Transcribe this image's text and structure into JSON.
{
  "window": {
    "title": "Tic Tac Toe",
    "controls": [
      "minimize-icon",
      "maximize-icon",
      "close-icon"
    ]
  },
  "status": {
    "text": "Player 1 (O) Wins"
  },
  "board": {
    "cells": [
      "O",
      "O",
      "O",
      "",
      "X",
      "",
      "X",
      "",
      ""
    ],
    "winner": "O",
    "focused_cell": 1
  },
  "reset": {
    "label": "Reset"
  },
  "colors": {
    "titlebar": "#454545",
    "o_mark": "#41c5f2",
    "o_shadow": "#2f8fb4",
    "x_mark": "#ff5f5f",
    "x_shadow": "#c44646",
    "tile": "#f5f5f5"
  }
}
★ ★ ★ ★ ★ ★ ★
Return the material in full, exactly as shown.

Transcribe this image's text and structure into JSON.
{
  "window": {
    "title": "Tic Tac Toe",
    "controls": [
      "minimize-icon",
      "maximize-icon",
      "close-icon"
    ]
  },
  "status": {
    "text": "Player 1 (O) Wins"
  },
  "board": {
    "cells": [
      "O",
      "O",
      "O",
      "",
      "X",
      "",
      "X",
      "",
      ""
    ],
    "winner": "O",
    "focused_cell": 1
  },
  "reset": {
    "label": "Reset"
  },
  "colors": {
    "titlebar": "#454545",
    "o_mark": "#41c5f2",
    "o_shadow": "#2f8fb4",
    "x_mark": "#ff5f5f",
    "x_shadow": "#c44646",
    "tile": "#f5f5f5"
  }
}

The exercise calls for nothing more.